-- Start EXTRACTED RECORDS --

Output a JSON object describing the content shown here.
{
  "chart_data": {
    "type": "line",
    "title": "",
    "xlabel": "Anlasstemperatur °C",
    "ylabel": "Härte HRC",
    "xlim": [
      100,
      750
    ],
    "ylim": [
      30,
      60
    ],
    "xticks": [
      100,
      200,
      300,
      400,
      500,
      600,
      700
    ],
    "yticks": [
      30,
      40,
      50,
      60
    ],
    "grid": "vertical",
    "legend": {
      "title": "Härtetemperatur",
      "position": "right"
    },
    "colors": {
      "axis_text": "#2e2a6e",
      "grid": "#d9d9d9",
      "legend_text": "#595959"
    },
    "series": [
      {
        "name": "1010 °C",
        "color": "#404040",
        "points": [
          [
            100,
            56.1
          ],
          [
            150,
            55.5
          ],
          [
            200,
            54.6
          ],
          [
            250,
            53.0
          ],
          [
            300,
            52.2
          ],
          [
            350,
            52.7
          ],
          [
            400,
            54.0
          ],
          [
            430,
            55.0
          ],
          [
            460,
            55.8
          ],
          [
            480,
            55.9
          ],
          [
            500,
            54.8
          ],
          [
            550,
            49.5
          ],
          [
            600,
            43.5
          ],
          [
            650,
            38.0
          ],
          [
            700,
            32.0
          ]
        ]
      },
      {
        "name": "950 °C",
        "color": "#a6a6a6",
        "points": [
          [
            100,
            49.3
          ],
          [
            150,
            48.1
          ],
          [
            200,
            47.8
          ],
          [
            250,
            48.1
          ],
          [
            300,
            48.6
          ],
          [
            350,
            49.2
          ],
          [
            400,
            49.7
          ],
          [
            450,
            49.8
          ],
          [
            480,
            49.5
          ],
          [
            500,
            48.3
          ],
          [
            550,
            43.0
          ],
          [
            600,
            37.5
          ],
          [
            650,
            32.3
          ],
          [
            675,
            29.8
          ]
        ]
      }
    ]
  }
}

-- End EXTRACTED RECORDS --

→ **TASK INSTRUCTIONS**
From the first line to the last, please quote the material above exactly.

→ **RESULT**
Output a JSON object describing the content shown here.
{
  "chart_data": {
    "type": "line",
    "title": "",
    "xlabel": "Anlasstemperatur °C",
    "ylabel": "Härte HRC",
    "xlim": [
      100,
      750
    ],
    "ylim": [
      30,
      60
    ],
    "xticks": [
      100,
      200,
      300,
      400,
      500,
      600,
      700
    ],
    "yticks": [
      30,
      40,
      50,
      60
    ],
    "grid": "vertical",
    "legend": {
      "title": "Härtetemperatur",
      "position": "right"
    },
    "colors": {
      "axis_text": "#2e2a6e",
      "grid": "#d9d9d9",
      "legend_text": "#595959"
    },
    "series": [
      {
        "name": "1010 °C",
        "color": "#404040",
        "points": [
          [
            100,
            56.1
          ],
          [
            150,
            55.5
          ],
          [
            200,
            54.6
          ],
          [
            250,
            53.0
          ],
          [
            300,
            52.2
          ],
          [
            350,
            52.7
          ],
          [
            400,
            54.0
          ],
          [
            430,
            55.0
          ],
          [
            460,
            55.8
          ],
          [
            480,
            55.9
          ],
          [
            500,
            54.8
          ],
          [
            550,
            49.5
          ],
          [
            600,
            43.5
          ],
          [
            650,
            38.0
          ],
          [
            700,
            32.0
          ]
        ]
      },
      {
        "name": "950 °C",
        "color": "#a6a6a6",
        "points": [
          [
            100,
            49.3
          ],
          [
            150,
            48.1
          ],
          [
            200,
            47.8
          ],
          [
            250,
            48.1
          ],
          [
            300,
            48.6
          ],
          [
            350,
            49.2
          ],
          [
            400,
            49.7
          ],
          [
            450,
            49.8
          ],
          [
            480,
            49.5
          ],
          [
            500,
            48.3
          ],
          [
            550,
            43.0
          ],
          [
            600,
            37.5
          ],
          [
            650,
            32.3
          ],
          [
            675,
            29.8
          ]
        ]
      }
    ]
  }
}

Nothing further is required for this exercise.